— begin The data —
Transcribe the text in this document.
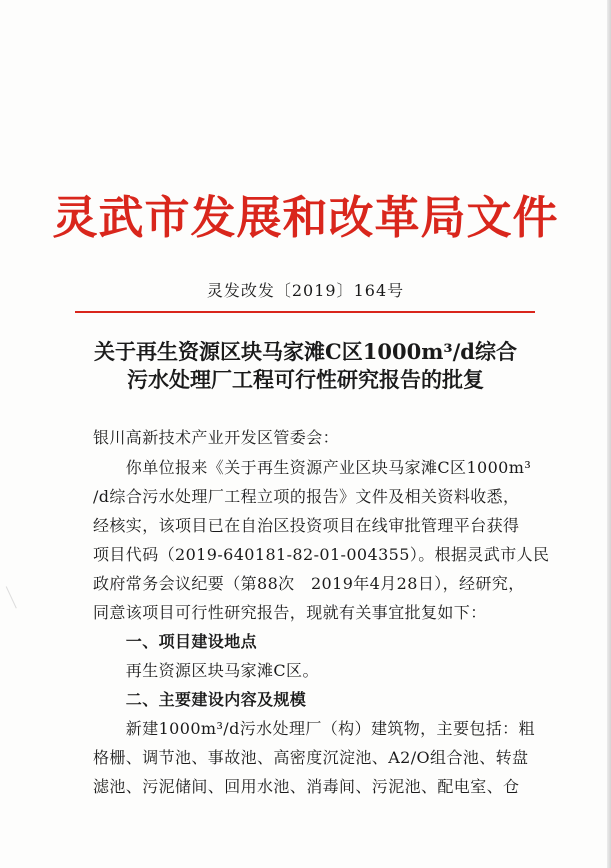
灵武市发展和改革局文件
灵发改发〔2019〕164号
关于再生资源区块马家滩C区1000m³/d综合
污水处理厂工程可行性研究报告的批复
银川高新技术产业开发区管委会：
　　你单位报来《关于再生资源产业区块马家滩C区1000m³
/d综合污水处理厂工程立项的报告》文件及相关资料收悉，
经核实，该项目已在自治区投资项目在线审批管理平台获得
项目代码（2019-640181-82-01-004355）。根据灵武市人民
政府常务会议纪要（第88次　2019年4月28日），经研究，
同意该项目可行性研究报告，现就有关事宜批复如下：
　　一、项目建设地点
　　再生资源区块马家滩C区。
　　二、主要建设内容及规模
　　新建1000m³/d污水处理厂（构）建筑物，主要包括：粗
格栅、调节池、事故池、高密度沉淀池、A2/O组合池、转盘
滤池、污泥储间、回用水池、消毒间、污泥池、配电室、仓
— end The data —
— begin The data —
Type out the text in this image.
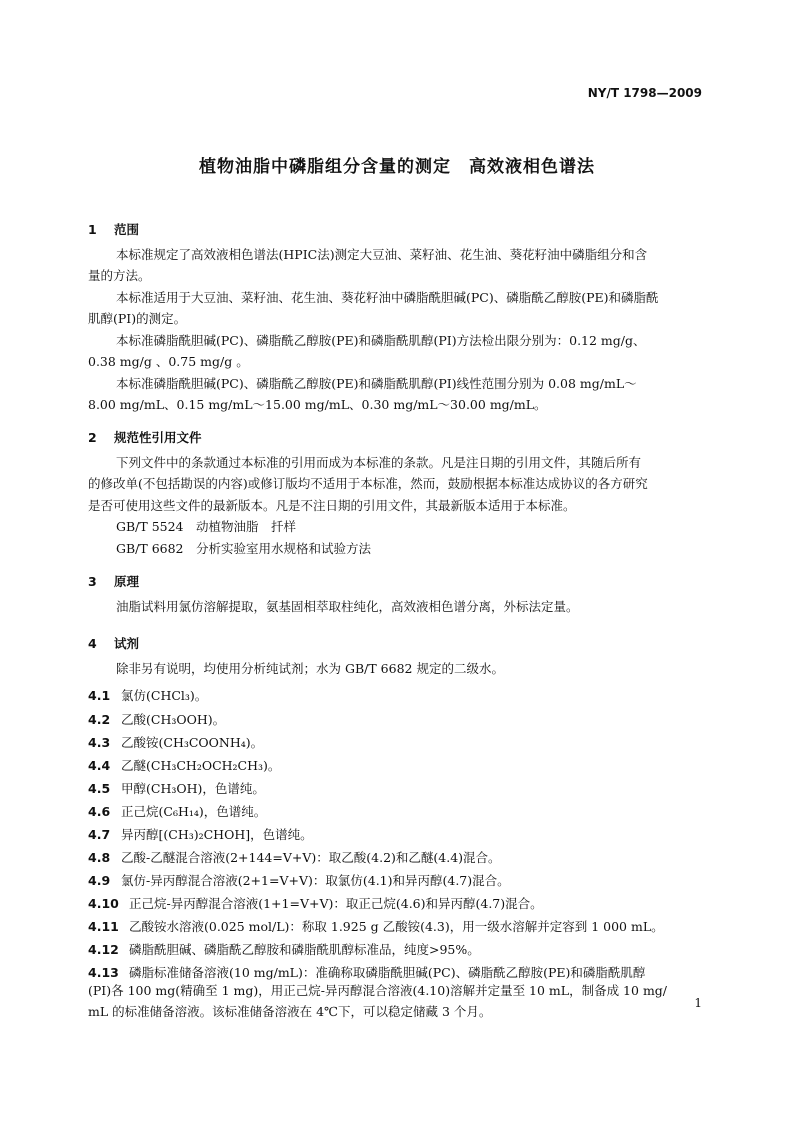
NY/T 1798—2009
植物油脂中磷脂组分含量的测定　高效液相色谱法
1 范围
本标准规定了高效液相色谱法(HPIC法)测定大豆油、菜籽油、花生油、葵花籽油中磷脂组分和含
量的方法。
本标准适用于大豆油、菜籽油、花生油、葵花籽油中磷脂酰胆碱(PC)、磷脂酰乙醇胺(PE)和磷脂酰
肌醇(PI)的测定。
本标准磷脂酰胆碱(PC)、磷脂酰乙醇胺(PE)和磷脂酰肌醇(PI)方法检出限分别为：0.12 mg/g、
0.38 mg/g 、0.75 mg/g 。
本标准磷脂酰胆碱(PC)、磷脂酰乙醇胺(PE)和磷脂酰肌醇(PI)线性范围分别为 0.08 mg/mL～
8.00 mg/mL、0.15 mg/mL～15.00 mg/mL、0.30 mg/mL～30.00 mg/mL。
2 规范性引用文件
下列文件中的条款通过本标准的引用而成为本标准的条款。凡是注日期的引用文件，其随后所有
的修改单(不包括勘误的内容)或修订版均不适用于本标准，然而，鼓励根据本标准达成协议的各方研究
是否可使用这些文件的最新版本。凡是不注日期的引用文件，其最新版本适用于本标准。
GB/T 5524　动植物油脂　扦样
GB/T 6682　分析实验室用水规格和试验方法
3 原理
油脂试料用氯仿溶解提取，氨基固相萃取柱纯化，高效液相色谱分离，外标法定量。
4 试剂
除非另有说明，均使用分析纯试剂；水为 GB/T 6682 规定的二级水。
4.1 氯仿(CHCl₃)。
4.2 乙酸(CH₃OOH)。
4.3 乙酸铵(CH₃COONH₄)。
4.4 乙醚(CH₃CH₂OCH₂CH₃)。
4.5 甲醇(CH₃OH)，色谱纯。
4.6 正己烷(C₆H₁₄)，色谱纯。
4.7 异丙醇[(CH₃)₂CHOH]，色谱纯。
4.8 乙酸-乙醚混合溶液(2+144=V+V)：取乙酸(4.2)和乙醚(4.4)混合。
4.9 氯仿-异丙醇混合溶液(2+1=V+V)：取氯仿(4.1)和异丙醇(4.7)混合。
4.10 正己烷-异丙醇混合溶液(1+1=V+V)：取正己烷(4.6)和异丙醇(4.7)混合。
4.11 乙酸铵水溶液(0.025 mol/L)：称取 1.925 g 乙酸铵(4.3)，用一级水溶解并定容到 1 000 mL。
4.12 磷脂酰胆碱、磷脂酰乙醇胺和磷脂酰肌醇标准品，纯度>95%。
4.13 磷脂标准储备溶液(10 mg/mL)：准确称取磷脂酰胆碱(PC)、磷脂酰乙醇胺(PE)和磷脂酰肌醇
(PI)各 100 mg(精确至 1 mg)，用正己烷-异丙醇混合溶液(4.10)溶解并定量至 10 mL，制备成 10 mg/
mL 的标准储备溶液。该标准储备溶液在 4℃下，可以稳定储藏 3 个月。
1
— end The data —
Job.
List each line in the listing that contains the string "this".

Worked solution.
Transcribe the text in this document.
Type out the text in this image.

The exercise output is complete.